----- DATA ENTRIES -----
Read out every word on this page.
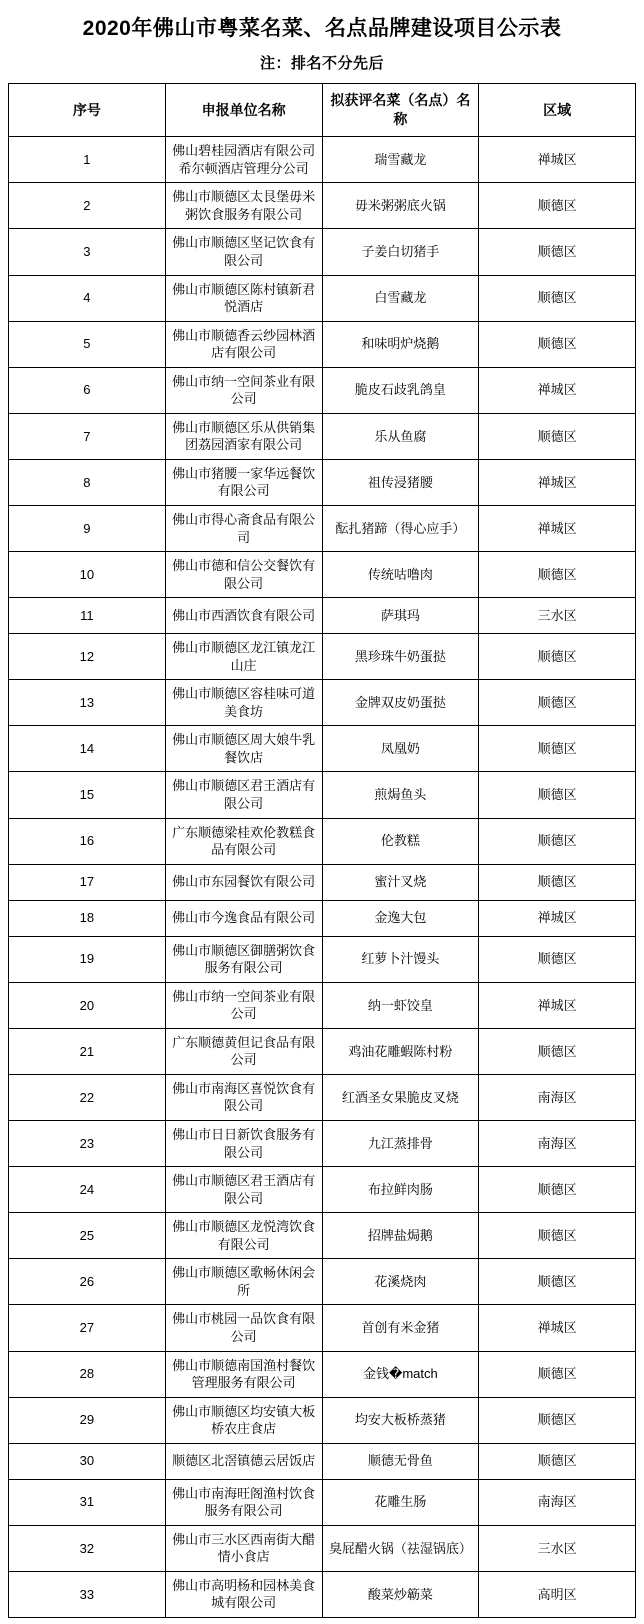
2020年佛山市粤菜名菜、名点品牌建设项目公示表
注：排名不分先后
序号	申报单位名称	拟获评名菜（名点）名称	区域
1	佛山碧桂园酒店有限公司希尔顿酒店管理分公司	瑞雪藏龙	禅城区
2	佛山市顺德区太艮堡毋米粥饮食服务有限公司	毋米粥粥底火锅	顺德区
3	佛山市顺德区坚记饮食有限公司	子姜白切猪手	顺德区
4	佛山市顺德区陈村镇新君悦酒店	白雪藏龙	顺德区
5	佛山市顺德香云纱园林酒店有限公司	和味明炉烧鹅	顺德区
6	佛山市纳一空间茶业有限公司	脆皮石歧乳鸽皇	禅城区
7	佛山市顺德区乐从供销集团荔园酒家有限公司	乐从鱼腐	顺德区
8	佛山市猪腰一家华远餐饮有限公司	祖传浸猪腰	禅城区
9	佛山市得心斋食品有限公司	酝扎猪蹄（得心应手）	禅城区
10	佛山市德和信公交餐饮有限公司	传统咕噜肉	顺德区
11	佛山市西酒饮食有限公司	萨琪玛	三水区
12	佛山市顺德区龙江镇龙江山庄	黑珍珠牛奶蛋挞	顺德区
13	佛山市顺德区容桂味可道美食坊	金牌双皮奶蛋挞	顺德区
14	佛山市顺德区周大娘牛乳餐饮店	凤凰奶	顺德区
15	佛山市顺德区君王酒店有限公司	煎焗鱼头	顺德区
16	广东顺德梁桂欢伦教糕食品有限公司	伦教糕	顺德区
17	佛山市东园餐饮有限公司	蜜汁叉烧	顺德区
18	佛山市今逸食品有限公司	金逸大包	禅城区
19	佛山市顺德区御膳粥饮食服务有限公司	红萝卜汁馒头	顺德区
20	佛山市纳一空间茶业有限公司	纳一虾饺皇	禅城区
21	广东顺德黄但记食品有限公司	鸡油花雕蝦陈村粉	顺德区
22	佛山市南海区喜悦饮食有限公司	红酒圣女果脆皮叉烧	南海区
23	佛山市日日新饮食服务有限公司	九江蒸排骨	南海区
24	佛山市顺德区君王酒店有限公司	布拉鲜肉肠	顺德区
25	佛山市顺德区龙悦湾饮食有限公司	招牌盐焗鹅	顺德区
26	佛山市顺德区歌畅休闲会所	花溪烧肉	顺德区
27	佛山市桃园一品饮食有限公司	首创有米金猪	禅城区
28	佛山市顺德南国渔村餐饮管理服务有限公司	金钱�match	顺德区
29	佛山市顺德区均安镇大板桥农庄食店	均安大板桥蒸猪	顺德区
30	顺德区北滘镇德云居饭店	顺德无骨鱼	顺德区
31	佛山市南海旺阁渔村饮食服务有限公司	花雕生肠	南海区
32	佛山市三水区西南街大醋情小食店	臭屁醋火锅（祛湿锅底）	三水区
33	佛山市高明杨和园林美食城有限公司	酸菜炒簕菜	高明区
-----
▶ WHAT YOU HAVE TO DO: Count every line in the entries above where the word "佛山市纳一空间茶业有限公司" appears; respond with the number alone.

▶ ANSWER FOR THE TASK: 2